---------- EXCERPTED DATA ----------

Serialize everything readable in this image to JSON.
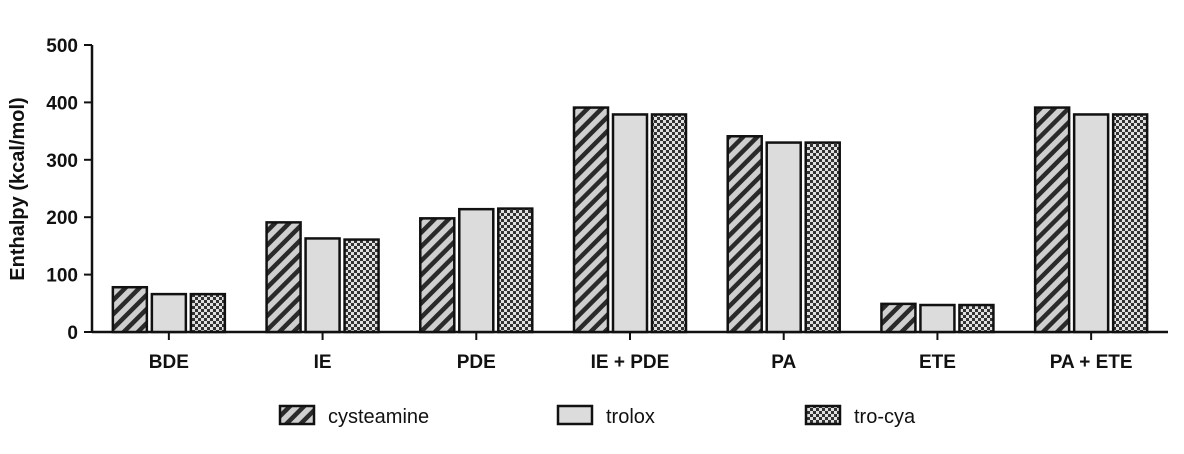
{
  "chart_data": {
    "type": "bar",
    "title": "",
    "xlabel": "",
    "ylabel": "Enthalpy (kcal/mol)",
    "ylim": [
      0,
      500
    ],
    "yticks": [
      0,
      100,
      200,
      300,
      400,
      500
    ],
    "categories": [
      "BDE",
      "IE",
      "PDE",
      "IE + PDE",
      "PA",
      "ETE",
      "PA + ETE"
    ],
    "series": [
      {
        "name": "cysteamine",
        "fill": "hatch-diagonal",
        "values": [
          78,
          191,
          198,
          391,
          341,
          49,
          391
        ]
      },
      {
        "name": "trolox",
        "fill": "light-gray",
        "values": [
          66,
          163,
          214,
          379,
          330,
          47,
          379
        ]
      },
      {
        "name": "tro-cya",
        "fill": "checkered",
        "values": [
          66,
          161,
          215,
          379,
          330,
          47,
          379
        ]
      }
    ],
    "legend_position": "bottom",
    "grid": false,
    "colors": {
      "axis": "#111111",
      "light_gray": "#dcdcdc",
      "hatch_bg": "#cfcfcf"
    }
  }
}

----------

**EXERCISE:** The records above need to be given again exactly. Omit the pictures.

**SOLUTION TO THIS EXERCISE:**
Serialize everything readable in this image to JSON.
{
  "chart_data": {
    "type": "bar",
    "title": "",
    "xlabel": "",
    "ylabel": "Enthalpy (kcal/mol)",
    "ylim": [
      0,
      500
    ],
    "yticks": [
      0,
      100,
      200,
      300,
      400,
      500
    ],
    "categories": [
      "BDE",
      "IE",
      "PDE",
      "IE + PDE",
      "PA",
      "ETE",
      "PA + ETE"
    ],
    "series": [
      {
        "name": "cysteamine",
        "fill": "hatch-diagonal",
        "values": [
          78,
          191,
          198,
          391,
          341,
          49,
          391
        ]
      },
      {
        "name": "trolox",
        "fill": "light-gray",
        "values": [
          66,
          163,
          214,
          379,
          330,
          47,
          379
        ]
      },
      {
        "name": "tro-cya",
        "fill": "checkered",
        "values": [
          66,
          161,
          215,
          379,
          330,
          47,
          379
        ]
      }
    ],
    "legend_position": "bottom",
    "grid": false,
    "colors": {
      "axis": "#111111",
      "light_gray": "#dcdcdc",
      "hatch_bg": "#cfcfcf"
    }
  }
}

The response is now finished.